| Directions |
Extend the letters to the editor that follow, starting right after their final sentence.

| Given text |

== Segment start ==

Lack of money and resources to plant or maintain trees is often mentioned as an excuse by the city, but it is not the money that is missing; it is a lack of vision that chooses cars over our quality of life and the health of our planet.
Philippe Erhard
Winnipeg
Route 90 plan will eventually be needed
RE: A tale of two roadway plans (Editorial, May 18)
It is clear that this editorial was written by an idealist and so does not deal with reality too closely. The author is merely hoping to project their “reality” instead.
Traffic volumes will inevitably increase and the Route 90 plan will be needed. Autos will be powered differently, not gone, so similar projects will be needed. This has always been the case with growing populations.
By not widening Route 90, all this extra traffic that the author admits will still cause gridlock, will be forced onto residential streets as none of it can fly. The BIZ plan for the Village is similar.
Osborne should have been widened years ago, or parking removed, as it is a choke point that they propose to make worse, not better. Why would a BIZ representative be so anti-business as well as anti-science?
Opening Portage and Main would also worsen traffic flow there. That there may be other intersections with higher flows is not a reason to open this intersection, but could be a reason to close the other intersections to pedestrians.
Opening Portage and Main should never be done. Besides, our current city council would be showing their hypocrisy if they did since they are trying to depict Winnipeg’s streets as “deathtraps” for pedestrians so they can lower speed limits.
They aren’t actually, as accident rates have been trending down for nearly 50 years. There never was, or is, a good reason to lower speed limits. Actually, if you were wanting to accelerate this longtime trend, then it is the pedestrian that should be removed from our streets, as some studies have found that they are the ones responsible for 80 per cent to 90 per cent of auto/pedestrian accidents (likely not that high here but the normal motorist is not the usual cause).
Vince Harden
Winnipeg
Thanks to CancerCare
I wanted to express my appreciation for the doctors and staff at CancerCare Manitoba, and in particular the therapists and nurses in the radiation therapy department.
Every step of the way over the past several months, I was treated with respect, empathy, urgency and understanding, even when things did not always go smoothly.
I always felt I was in the capable hands of professionals who knew what they were doing.

== Segment end ==

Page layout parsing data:
== Segment start ==

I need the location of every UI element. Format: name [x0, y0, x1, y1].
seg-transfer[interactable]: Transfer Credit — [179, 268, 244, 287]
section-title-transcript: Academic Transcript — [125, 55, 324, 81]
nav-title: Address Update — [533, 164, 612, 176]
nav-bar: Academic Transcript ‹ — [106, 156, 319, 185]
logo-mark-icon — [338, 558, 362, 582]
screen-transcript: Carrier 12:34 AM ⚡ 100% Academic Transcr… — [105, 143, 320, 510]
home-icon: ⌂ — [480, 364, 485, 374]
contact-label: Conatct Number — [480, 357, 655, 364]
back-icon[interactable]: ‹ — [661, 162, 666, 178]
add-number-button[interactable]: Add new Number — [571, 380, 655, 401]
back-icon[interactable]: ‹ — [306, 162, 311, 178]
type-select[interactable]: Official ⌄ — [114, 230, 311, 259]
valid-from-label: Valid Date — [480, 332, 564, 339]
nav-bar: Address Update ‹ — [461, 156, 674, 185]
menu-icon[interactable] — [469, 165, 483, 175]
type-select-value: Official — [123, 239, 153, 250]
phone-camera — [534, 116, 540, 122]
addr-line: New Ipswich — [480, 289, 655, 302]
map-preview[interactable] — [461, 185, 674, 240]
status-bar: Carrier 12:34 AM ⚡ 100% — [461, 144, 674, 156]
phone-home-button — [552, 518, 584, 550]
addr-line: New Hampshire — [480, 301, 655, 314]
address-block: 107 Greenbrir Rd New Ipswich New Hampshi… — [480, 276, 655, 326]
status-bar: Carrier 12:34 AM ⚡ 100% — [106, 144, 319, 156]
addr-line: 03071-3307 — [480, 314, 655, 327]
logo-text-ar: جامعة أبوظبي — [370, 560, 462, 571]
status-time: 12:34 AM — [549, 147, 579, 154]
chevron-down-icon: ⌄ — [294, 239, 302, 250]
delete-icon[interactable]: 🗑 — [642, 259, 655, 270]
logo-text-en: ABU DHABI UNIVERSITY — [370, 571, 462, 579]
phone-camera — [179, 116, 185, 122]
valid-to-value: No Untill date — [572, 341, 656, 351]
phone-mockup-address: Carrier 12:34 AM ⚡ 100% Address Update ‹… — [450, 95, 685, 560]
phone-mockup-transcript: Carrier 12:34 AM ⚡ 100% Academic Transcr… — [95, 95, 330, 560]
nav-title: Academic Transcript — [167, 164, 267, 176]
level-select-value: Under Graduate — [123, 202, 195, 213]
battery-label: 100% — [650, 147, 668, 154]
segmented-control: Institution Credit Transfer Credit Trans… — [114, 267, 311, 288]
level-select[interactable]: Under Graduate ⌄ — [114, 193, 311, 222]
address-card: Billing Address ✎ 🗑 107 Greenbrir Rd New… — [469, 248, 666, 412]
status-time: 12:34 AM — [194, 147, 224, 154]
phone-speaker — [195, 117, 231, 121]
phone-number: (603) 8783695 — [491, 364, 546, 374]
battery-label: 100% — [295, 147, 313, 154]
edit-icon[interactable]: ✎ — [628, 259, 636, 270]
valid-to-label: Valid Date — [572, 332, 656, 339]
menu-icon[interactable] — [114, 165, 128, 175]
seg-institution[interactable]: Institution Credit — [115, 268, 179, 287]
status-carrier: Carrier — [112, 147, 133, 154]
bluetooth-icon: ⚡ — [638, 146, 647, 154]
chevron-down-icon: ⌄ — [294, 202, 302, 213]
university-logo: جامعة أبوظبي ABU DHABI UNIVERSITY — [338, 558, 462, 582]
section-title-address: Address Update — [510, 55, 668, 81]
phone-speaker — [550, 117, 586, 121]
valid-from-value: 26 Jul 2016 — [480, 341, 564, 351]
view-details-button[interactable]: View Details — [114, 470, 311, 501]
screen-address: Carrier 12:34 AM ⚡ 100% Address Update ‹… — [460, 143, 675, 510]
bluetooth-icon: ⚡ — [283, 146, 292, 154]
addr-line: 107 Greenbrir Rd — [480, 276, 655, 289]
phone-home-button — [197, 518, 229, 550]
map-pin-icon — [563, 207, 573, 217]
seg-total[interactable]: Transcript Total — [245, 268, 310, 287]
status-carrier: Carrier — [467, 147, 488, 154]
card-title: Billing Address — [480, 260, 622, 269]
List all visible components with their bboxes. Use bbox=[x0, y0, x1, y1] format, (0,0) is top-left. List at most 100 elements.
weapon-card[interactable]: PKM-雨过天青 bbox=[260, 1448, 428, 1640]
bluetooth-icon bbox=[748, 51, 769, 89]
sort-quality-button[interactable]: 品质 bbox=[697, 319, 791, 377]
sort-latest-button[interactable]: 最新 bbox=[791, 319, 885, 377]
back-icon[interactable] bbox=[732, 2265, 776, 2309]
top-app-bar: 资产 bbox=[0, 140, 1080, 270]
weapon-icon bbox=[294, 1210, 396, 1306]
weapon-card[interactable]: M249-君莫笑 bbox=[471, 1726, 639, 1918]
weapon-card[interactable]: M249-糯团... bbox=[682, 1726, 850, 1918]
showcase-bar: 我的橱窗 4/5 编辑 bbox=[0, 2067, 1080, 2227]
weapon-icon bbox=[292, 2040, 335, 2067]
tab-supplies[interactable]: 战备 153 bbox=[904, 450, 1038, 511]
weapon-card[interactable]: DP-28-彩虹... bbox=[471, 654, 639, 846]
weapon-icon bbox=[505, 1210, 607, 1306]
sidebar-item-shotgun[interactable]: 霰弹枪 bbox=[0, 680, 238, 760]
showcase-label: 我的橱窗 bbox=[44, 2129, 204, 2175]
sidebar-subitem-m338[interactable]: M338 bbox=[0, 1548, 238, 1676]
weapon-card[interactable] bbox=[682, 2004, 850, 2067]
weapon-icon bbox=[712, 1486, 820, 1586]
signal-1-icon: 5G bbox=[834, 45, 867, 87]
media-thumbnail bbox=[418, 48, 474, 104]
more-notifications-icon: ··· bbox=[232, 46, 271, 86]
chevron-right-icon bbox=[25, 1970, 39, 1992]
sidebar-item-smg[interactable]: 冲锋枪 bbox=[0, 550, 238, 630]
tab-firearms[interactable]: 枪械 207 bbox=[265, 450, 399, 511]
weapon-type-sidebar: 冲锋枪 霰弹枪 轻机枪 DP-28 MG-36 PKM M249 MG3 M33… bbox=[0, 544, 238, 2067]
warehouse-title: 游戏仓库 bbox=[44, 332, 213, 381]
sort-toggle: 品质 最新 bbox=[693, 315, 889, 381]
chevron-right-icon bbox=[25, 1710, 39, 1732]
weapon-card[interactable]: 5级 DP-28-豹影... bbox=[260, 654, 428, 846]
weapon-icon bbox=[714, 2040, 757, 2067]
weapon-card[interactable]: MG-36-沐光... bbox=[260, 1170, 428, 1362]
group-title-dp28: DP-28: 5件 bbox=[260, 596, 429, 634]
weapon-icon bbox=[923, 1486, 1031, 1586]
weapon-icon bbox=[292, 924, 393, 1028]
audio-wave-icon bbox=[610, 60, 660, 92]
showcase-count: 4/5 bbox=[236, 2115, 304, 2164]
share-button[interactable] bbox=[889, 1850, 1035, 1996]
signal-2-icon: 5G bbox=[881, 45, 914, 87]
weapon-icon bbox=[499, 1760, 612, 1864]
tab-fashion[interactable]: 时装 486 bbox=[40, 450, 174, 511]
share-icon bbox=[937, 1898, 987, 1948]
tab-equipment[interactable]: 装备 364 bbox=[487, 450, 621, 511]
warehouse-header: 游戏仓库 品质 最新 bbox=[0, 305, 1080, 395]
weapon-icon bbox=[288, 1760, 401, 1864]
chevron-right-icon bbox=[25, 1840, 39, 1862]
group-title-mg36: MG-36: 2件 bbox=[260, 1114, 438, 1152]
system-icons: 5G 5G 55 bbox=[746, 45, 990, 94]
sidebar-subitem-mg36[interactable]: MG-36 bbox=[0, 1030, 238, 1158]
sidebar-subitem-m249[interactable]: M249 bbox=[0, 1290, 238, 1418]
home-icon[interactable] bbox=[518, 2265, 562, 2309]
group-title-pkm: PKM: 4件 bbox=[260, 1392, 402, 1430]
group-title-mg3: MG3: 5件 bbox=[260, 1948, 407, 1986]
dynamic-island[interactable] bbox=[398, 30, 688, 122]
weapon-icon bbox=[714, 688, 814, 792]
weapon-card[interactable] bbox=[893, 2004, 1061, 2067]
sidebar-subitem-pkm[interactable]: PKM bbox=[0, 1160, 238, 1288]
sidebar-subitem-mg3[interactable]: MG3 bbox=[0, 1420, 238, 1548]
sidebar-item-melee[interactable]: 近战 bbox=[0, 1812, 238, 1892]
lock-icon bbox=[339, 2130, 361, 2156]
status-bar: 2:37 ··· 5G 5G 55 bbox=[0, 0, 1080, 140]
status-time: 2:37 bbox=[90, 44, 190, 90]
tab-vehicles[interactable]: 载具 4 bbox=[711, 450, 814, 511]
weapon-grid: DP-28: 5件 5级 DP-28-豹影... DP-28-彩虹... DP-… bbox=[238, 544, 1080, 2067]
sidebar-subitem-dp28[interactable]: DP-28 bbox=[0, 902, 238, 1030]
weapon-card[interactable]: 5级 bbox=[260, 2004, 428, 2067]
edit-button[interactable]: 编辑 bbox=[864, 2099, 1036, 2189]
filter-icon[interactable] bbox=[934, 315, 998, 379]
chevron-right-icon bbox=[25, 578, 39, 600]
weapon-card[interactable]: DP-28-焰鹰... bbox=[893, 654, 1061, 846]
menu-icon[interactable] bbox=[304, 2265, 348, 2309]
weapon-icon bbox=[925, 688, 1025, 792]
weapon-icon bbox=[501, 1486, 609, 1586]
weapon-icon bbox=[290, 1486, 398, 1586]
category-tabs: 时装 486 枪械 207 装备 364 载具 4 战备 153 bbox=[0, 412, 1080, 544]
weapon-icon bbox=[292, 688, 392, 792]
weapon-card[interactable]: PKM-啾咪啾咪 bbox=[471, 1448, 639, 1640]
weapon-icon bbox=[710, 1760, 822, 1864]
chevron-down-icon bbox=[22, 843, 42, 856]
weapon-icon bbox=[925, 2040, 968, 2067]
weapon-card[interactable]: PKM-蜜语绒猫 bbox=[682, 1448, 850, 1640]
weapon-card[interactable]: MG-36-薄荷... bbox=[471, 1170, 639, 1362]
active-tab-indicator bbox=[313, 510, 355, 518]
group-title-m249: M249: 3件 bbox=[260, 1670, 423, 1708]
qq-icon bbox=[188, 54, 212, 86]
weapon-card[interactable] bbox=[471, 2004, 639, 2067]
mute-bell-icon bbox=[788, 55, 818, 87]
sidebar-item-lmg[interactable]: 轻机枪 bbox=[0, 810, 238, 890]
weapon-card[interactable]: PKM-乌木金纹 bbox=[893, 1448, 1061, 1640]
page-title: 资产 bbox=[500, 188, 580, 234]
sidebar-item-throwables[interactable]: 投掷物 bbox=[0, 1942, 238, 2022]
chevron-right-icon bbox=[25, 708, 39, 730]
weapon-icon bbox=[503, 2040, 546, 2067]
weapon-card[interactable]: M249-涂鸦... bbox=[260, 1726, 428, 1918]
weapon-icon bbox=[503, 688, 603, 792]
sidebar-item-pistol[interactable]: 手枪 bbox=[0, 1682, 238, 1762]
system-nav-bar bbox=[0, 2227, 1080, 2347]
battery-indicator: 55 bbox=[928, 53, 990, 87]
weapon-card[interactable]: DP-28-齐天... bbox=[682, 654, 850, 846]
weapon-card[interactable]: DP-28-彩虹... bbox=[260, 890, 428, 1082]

== Segment end ==

| Result below |
Phil McBurney
Winnipeg
Teenage Views
Seeing articles in the Free Press that slam the governing PCs is nothing new to me, even after being in another country studying for nearly five months, nor does it surprise me.
It makes me wonder though, if these same editors will jump on and attack everything the likely new NDP government will propose or do. Each and every government needs to be held accountable, especially our current government, but it seems that every time this government breathes, articles the next day are ranting about how they are taking too much air up.
Just a thought from an 18-year-old first-time voter.
Vanya Reimer
Winnipeg
Taking a holistic approach
Re: Simplistic ‘tough on crime’ tack doesn’t work (Think Tank, May 18)
This is an interesting article about jails and deinstitutionalization of mentally ill individuals to be cared for in communities.
The one problem with the article, however, is it opens two questions: first, are we to infer that all criminals always have mental illnesses?
Second, should the mentally ill be re-institutionalized in asylums instead of in jails or in social community settings?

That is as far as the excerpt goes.